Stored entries

=-=-=

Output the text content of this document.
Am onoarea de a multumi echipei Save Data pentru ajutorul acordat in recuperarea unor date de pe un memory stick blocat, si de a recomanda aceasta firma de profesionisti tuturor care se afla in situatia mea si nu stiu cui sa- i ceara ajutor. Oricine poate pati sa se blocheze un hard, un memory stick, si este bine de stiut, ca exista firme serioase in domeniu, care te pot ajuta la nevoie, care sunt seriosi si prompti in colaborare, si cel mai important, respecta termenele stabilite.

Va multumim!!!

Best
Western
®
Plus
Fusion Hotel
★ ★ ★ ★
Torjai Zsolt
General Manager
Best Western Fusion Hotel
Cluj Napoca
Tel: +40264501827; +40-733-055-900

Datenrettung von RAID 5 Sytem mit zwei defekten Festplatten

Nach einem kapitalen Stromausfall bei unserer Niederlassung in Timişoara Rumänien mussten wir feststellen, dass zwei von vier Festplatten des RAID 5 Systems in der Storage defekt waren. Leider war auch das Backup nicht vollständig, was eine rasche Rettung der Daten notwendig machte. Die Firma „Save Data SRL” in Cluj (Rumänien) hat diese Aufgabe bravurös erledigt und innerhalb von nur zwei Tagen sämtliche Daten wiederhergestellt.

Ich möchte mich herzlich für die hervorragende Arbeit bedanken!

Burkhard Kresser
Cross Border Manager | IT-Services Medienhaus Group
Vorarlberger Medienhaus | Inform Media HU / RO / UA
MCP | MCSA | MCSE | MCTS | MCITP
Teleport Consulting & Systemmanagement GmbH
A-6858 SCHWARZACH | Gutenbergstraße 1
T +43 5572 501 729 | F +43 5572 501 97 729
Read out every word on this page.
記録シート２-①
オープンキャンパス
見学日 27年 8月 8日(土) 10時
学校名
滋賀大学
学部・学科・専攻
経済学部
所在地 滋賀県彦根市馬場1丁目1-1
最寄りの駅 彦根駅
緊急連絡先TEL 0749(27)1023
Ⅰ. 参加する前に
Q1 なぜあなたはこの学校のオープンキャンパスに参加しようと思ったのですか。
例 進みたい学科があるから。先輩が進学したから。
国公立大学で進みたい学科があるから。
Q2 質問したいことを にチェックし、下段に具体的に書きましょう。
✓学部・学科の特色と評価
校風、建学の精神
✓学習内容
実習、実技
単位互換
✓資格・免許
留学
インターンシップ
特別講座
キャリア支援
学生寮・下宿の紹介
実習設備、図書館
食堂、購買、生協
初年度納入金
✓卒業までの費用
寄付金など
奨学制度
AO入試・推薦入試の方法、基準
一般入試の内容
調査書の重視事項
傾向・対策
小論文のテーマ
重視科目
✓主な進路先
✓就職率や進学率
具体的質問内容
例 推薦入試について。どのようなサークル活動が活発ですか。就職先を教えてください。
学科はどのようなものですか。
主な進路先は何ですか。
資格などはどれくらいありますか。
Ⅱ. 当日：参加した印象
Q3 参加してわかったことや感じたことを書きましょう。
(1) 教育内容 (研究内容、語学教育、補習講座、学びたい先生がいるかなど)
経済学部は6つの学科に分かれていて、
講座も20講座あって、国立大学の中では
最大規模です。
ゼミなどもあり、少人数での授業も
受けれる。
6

=-=-=

(Work to do):
Write out the data again, exactly and in full.

(Result for this exercise):
Output the text content of this document.
Am onoarea de a multumi echipei Save Data pentru ajutorul acordat in recuperarea unor date de pe un memory stick blocat, si de a recomanda aceasta firma de profesionisti tuturor care se afla in situatia mea si nu stiu cui sa- i ceara ajutor. Oricine poate pati sa se blocheze un hard, un memory stick, si este bine de stiut, ca exista firme serioase in domeniu, care te pot ajuta la nevoie, care sunt seriosi si prompti in colaborare, si cel mai important, respecta termenele stabilite.

Va multumim!!!

Best
Western
®
Plus
Fusion Hotel
★ ★ ★ ★
Torjai Zsolt
General Manager
Best Western Fusion Hotel
Cluj Napoca
Tel: +40264501827; +40-733-055-900

Datenrettung von RAID 5 Sytem mit zwei defekten Festplatten

Nach einem kapitalen Stromausfall bei unserer Niederlassung in Timişoara Rumänien mussten wir feststellen, dass zwei von vier Festplatten des RAID 5 Systems in der Storage defekt waren. Leider war auch das Backup nicht vollständig, was eine rasche Rettung der Daten notwendig machte. Die Firma „Save Data SRL” in Cluj (Rumänien) hat diese Aufgabe bravurös erledigt und innerhalb von nur zwei Tagen sämtliche Daten wiederhergestellt.

Ich möchte mich herzlich für die hervorragende Arbeit bedanken!

Burkhard Kresser
Cross Border Manager | IT-Services Medienhaus Group
Vorarlberger Medienhaus | Inform Media HU / RO / UA
MCP | MCSA | MCSE | MCTS | MCITP
Teleport Consulting & Systemmanagement GmbH
A-6858 SCHWARZACH | Gutenbergstraße 1
T +43 5572 501 729 | F +43 5572 501 97 729
Read out every word on this page.
記録シート２-①
オープンキャンパス
見学日 27年 8月 8日(土) 10時
学校名
滋賀大学
学部・学科・専攻
経済学部
所在地 滋賀県彦根市馬場1丁目1-1
最寄りの駅 彦根駅
緊急連絡先TEL 0749(27)1023
Ⅰ. 参加する前に
Q1 なぜあなたはこの学校のオープンキャンパスに参加しようと思ったのですか。
例 進みたい学科があるから。先輩が進学したから。
国公立大学で進みたい学科があるから。
Q2 質問したいことを にチェックし、下段に具体的に書きましょう。
✓学部・学科の特色と評価
校風、建学の精神
✓学習内容
実習、実技
単位互換
✓資格・免許
留学
インターンシップ
特別講座
キャリア支援
学生寮・下宿の紹介
実習設備、図書館
食堂、購買、生協
初年度納入金
✓卒業までの費用
寄付金など
奨学制度
AO入試・推薦入試の方法、基準
一般入試の内容
調査書の重視事項
傾向・対策
小論文のテーマ
重視科目
✓主な進路先
✓就職率や進学率
具体的質問内容
例 推薦入試について。どのようなサークル活動が活発ですか。就職先を教えてください。
学科はどのようなものですか。
主な進路先は何ですか。
資格などはどれくらいありますか。
Ⅱ. 当日：参加した印象
Q3 参加してわかったことや感じたことを書きましょう。
(1) 教育内容 (研究内容、語学教育、補習講座、学びたい先生がいるかなど)
経済学部は6つの学科に分かれていて、
講座も20講座あって、国立大学の中では
最大規模です。
ゼミなどもあり、少人数での授業も
受けれる。
6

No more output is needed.